### Task to complete
Repeat every line exactly, keeping the pictures out of the copy.

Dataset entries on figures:
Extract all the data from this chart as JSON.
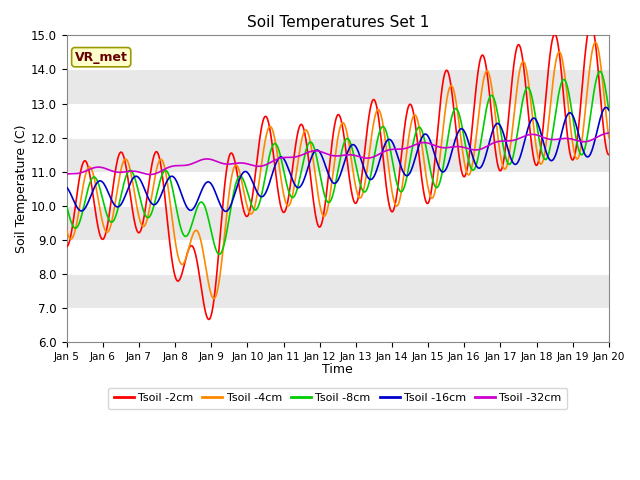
{
  "title": "Soil Temperatures Set 1",
  "xlabel": "Time",
  "ylabel": "Soil Temperature (C)",
  "ylim": [
    6.0,
    15.0
  ],
  "xlim": [
    0,
    360
  ],
  "yticks": [
    6.0,
    7.0,
    8.0,
    9.0,
    10.0,
    11.0,
    12.0,
    13.0,
    14.0,
    15.0
  ],
  "xtick_positions": [
    0,
    24,
    48,
    72,
    96,
    120,
    144,
    168,
    192,
    216,
    240,
    264,
    288,
    312,
    336,
    360
  ],
  "xtick_labels": [
    "Jan 5",
    "Jan 6",
    "Jan 7",
    "Jan 8",
    "Jan 9",
    "Jan 10",
    "Jan 11",
    "Jan 12",
    "Jan 13",
    "Jan 14",
    "Jan 15",
    "Jan 16",
    "Jan 17",
    "Jan 18",
    "Jan 19",
    "Jan 20"
  ],
  "line_colors": [
    "#ff0000",
    "#ff8800",
    "#00cc00",
    "#0000cc",
    "#cc00cc"
  ],
  "line_labels": [
    "Tsoil -2cm",
    "Tsoil -4cm",
    "Tsoil -8cm",
    "Tsoil -16cm",
    "Tsoil -32cm"
  ],
  "line_widths": [
    1.2,
    1.2,
    1.2,
    1.2,
    1.2
  ],
  "vr_met_label": "VR_met",
  "background_color": "#ffffff",
  "plot_bg_light": "#e8e8e8",
  "plot_bg_dark": "#d0d0d0",
  "annotation_box_color": "#ffffcc",
  "annotation_box_edge": "#999900",
  "annotation_text_color": "#660000"
}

### Solution for this problem
Extract all the data from this chart as JSON.
{
  "title": "Soil Temperatures Set 1",
  "xlabel": "Time",
  "ylabel": "Soil Temperature (C)",
  "ylim": [
    6.0,
    15.0
  ],
  "xlim": [
    0,
    360
  ],
  "yticks": [
    6.0,
    7.0,
    8.0,
    9.0,
    10.0,
    11.0,
    12.0,
    13.0,
    14.0,
    15.0
  ],
  "xtick_positions": [
    0,
    24,
    48,
    72,
    96,
    120,
    144,
    168,
    192,
    216,
    240,
    264,
    288,
    312,
    336,
    360
  ],
  "xtick_labels": [
    "Jan 5",
    "Jan 6",
    "Jan 7",
    "Jan 8",
    "Jan 9",
    "Jan 10",
    "Jan 11",
    "Jan 12",
    "Jan 13",
    "Jan 14",
    "Jan 15",
    "Jan 16",
    "Jan 17",
    "Jan 18",
    "Jan 19",
    "Jan 20"
  ],
  "line_colors": [
    "#ff0000",
    "#ff8800",
    "#00cc00",
    "#0000cc",
    "#cc00cc"
  ],
  "line_labels": [
    "Tsoil -2cm",
    "Tsoil -4cm",
    "Tsoil -8cm",
    "Tsoil -16cm",
    "Tsoil -32cm"
  ],
  "line_widths": [
    1.2,
    1.2,
    1.2,
    1.2,
    1.2
  ],
  "vr_met_label": "VR_met",
  "background_color": "#ffffff",
  "plot_bg_light": "#e8e8e8",
  "plot_bg_dark": "#d0d0d0",
  "annotation_box_color": "#ffffcc",
  "annotation_box_edge": "#999900",
  "annotation_text_color": "#660000"
}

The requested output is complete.